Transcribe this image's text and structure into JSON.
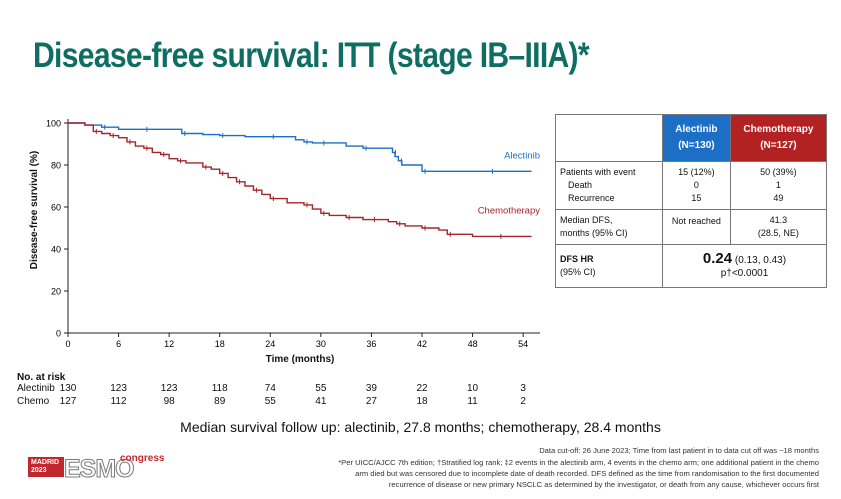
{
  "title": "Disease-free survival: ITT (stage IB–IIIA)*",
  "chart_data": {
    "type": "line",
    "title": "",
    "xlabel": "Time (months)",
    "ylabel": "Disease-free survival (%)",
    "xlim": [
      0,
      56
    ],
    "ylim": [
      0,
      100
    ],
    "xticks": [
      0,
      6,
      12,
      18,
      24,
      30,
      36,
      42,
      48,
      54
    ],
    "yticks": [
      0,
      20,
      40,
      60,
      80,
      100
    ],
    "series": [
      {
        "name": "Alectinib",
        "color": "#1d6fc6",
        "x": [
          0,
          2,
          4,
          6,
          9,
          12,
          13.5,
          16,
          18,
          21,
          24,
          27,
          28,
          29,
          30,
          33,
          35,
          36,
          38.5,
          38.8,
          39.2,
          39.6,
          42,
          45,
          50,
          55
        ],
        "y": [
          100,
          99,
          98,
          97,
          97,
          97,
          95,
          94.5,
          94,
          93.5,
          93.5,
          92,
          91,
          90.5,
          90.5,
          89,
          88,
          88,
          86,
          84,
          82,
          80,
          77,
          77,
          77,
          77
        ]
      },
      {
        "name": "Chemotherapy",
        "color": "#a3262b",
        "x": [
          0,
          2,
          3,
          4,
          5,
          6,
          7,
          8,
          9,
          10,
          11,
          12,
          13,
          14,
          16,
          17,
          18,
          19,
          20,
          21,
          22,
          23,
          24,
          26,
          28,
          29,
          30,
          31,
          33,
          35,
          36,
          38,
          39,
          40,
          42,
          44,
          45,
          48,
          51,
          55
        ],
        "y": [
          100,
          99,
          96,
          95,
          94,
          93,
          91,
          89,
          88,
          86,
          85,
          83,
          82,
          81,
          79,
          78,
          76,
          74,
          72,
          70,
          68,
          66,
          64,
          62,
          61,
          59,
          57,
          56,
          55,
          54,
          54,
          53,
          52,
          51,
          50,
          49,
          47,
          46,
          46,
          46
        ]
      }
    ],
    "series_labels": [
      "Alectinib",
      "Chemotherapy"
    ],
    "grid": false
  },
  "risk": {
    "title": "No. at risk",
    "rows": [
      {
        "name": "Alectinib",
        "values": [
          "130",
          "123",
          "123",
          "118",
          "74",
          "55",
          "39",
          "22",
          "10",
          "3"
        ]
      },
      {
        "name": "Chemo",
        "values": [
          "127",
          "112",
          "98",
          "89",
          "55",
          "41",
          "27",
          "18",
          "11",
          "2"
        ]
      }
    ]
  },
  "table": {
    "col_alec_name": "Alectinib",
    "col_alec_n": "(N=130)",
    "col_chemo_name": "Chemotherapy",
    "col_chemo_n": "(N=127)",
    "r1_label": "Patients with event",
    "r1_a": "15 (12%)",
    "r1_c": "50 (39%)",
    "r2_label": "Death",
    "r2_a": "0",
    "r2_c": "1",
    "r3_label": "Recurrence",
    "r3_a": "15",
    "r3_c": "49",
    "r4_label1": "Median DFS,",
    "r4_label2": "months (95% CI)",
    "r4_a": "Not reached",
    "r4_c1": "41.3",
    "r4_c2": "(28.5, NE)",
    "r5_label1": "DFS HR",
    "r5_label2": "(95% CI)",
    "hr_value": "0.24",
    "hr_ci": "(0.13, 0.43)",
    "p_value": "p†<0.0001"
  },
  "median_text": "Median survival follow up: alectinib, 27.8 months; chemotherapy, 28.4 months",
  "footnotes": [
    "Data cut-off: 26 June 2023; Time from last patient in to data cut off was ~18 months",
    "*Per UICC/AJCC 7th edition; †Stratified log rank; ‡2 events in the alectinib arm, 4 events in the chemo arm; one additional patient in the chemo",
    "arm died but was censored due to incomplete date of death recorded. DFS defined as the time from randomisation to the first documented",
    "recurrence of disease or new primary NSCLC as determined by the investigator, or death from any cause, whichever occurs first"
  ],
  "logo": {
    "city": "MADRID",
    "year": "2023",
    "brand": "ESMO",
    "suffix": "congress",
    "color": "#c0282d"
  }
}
----
- **WORK INSTRUCTION**: All lines in the records above that contain "title" are to be reported.

- **RESULT FOR THIS EXERCISE**:
  "title": "Disease-free survival: ITT (stage IB–IIIA)*",
    "title": "",
    "title": "No. at risk",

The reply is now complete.